Collection entries:
----

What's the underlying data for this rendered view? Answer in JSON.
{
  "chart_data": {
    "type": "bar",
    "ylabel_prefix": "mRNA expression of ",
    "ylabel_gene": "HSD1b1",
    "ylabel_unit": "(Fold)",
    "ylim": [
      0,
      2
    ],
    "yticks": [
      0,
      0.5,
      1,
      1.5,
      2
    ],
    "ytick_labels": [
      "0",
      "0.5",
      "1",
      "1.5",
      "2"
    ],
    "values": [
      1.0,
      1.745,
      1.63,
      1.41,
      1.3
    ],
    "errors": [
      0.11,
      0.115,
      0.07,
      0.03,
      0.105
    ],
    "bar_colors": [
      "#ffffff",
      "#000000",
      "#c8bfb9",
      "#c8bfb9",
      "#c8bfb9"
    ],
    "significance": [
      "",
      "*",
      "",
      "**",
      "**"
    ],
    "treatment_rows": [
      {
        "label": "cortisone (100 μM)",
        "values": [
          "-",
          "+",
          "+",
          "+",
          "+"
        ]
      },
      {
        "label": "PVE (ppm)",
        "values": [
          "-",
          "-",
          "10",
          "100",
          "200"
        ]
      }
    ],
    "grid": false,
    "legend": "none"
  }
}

----

Description of the task:
Make a word-for-word copy of the records.

Written response:
What's the underlying data for this rendered view? Answer in JSON.
{
  "chart_data": {
    "type": "bar",
    "ylabel_prefix": "mRNA expression of ",
    "ylabel_gene": "HSD1b1",
    "ylabel_unit": "(Fold)",
    "ylim": [
      0,
      2
    ],
    "yticks": [
      0,
      0.5,
      1,
      1.5,
      2
    ],
    "ytick_labels": [
      "0",
      "0.5",
      "1",
      "1.5",
      "2"
    ],
    "values": [
      1.0,
      1.745,
      1.63,
      1.41,
      1.3
    ],
    "errors": [
      0.11,
      0.115,
      0.07,
      0.03,
      0.105
    ],
    "bar_colors": [
      "#ffffff",
      "#000000",
      "#c8bfb9",
      "#c8bfb9",
      "#c8bfb9"
    ],
    "significance": [
      "",
      "*",
      "",
      "**",
      "**"
    ],
    "treatment_rows": [
      {
        "label": "cortisone (100 μM)",
        "values": [
          "-",
          "+",
          "+",
          "+",
          "+"
        ]
      },
      {
        "label": "PVE (ppm)",
        "values": [
          "-",
          "-",
          "10",
          "100",
          "200"
        ]
      }
    ],
    "grid": false,
    "legend": "none"
  }
}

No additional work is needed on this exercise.